----- READING TEXT -----
Daylight Saving Time Begins History
Daylight Savings time was begun in an effort to help save energy and provide workers with more hours of serviceable daylight during the long summer days. Daylight Savings Time was first introduced in the U.S. in 1918. However, it was not until 1966, when the Uniform Act was passed, that all states had to either observe DST or pass a state law to abstain.
Facts about Daylight Saving Time Begins
- In 2014 Daylight Savings Time begins Sunday March 9, 2014 at 2:00 a.m. local time. Clocks will shift forward 1 hour, making the local time 3:00 a.m.
- When Daylight Savings Time (DST) begins in the Northern Hemisphere, it is ending in the Southern Hemisphere.
- Benjamin Franklin first proposed the idea of DST in 1784. He wrote An Economical Project for the Journal of Paris, wherein he discussed the cost of oil for lamps as well as working while it was dark, and sleeping while it was day.
- Daylight Savings Time changes at 2:00 a.m. This time is selected in an effort to provide the least amount of inconvenience to businesses and citizens.
- DST always begins on the second Sunday in March, and ends on the first Sunday in November.
----- SOURCE MATERIAL -----
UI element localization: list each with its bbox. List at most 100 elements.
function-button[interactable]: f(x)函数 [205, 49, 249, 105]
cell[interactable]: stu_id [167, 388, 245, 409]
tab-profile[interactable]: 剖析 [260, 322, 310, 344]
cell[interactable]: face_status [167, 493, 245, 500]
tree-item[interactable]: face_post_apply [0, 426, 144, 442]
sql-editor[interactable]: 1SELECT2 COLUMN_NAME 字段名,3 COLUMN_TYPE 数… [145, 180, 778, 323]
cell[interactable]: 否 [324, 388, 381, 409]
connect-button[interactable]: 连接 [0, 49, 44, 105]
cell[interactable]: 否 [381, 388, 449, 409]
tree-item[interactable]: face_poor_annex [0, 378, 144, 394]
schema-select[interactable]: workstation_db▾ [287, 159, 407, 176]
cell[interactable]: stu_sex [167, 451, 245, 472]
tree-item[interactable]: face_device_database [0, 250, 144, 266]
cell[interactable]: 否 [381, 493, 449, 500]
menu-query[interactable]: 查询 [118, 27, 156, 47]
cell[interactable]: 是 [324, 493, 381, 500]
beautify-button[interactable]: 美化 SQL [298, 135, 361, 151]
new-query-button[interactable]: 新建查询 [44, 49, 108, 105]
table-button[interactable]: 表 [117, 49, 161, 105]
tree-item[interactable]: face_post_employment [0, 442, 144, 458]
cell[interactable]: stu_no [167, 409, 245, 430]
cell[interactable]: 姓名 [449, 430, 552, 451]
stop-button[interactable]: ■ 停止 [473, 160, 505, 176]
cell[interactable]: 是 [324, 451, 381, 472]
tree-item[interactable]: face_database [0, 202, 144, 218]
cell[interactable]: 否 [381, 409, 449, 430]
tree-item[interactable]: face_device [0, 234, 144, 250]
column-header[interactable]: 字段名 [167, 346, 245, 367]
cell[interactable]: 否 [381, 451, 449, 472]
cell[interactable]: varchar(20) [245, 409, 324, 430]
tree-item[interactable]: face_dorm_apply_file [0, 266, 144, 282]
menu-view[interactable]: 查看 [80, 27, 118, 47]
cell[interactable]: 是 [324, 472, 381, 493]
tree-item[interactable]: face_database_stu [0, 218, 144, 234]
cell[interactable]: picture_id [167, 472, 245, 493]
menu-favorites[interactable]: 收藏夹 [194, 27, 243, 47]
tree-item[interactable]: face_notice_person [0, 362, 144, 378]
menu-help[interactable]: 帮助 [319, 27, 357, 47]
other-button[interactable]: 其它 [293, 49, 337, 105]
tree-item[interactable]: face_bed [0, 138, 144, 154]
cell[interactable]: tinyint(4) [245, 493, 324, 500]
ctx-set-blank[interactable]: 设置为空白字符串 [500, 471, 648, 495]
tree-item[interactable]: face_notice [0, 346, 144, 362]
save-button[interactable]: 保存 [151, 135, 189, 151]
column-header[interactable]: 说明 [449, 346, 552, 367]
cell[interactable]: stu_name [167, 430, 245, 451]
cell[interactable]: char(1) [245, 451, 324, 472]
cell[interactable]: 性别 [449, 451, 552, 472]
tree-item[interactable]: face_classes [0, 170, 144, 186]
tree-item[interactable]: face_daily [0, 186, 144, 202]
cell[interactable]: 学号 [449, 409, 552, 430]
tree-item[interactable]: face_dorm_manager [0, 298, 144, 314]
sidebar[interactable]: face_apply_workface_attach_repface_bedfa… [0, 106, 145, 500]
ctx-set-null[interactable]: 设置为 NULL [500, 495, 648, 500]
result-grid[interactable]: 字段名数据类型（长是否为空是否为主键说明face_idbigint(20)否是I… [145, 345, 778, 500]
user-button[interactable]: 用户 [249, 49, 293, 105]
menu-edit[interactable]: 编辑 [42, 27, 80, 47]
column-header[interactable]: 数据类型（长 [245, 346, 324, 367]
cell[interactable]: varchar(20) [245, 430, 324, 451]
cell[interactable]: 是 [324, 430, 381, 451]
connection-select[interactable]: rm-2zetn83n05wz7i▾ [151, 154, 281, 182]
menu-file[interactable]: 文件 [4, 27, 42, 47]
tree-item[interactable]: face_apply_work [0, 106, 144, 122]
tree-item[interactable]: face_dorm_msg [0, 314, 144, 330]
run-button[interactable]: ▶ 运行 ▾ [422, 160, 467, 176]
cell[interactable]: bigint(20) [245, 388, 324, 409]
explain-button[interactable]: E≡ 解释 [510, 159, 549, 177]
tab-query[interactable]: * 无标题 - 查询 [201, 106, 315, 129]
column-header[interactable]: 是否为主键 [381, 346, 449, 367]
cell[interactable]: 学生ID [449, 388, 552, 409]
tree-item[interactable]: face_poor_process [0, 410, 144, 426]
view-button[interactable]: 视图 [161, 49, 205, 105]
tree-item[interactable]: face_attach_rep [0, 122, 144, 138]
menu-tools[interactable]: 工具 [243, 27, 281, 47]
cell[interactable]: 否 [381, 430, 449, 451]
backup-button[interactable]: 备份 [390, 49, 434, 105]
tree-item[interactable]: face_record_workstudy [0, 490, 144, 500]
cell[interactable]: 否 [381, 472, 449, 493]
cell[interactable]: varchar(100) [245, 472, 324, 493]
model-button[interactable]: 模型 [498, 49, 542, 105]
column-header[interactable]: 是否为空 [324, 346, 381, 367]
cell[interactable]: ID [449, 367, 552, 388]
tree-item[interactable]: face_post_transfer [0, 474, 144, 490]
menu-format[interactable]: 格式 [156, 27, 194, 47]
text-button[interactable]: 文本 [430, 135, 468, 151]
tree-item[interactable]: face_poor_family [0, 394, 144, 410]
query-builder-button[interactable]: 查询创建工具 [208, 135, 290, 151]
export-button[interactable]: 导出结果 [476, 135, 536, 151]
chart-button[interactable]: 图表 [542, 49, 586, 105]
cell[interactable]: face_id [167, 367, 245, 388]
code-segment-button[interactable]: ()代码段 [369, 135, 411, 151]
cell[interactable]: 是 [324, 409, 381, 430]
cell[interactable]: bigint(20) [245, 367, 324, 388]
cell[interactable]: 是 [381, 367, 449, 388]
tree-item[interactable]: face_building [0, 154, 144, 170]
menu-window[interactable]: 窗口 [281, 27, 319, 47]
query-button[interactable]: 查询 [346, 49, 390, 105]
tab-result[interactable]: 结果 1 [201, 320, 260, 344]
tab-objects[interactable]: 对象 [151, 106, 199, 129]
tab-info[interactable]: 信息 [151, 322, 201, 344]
-----
▸ EXERCISES
1. Explain why, according to the daylight saving time text, the clock change happens at 2:00 a.m.
2. According to the daylight saving time text, in what year was the Uniform Act passed?

▸ ANSWERS BY ITEM NUMBER
1. The change happens at 2:00 a.m. because that time was chosen to cause the least inconvenience to businesses and citizens.

2. 1966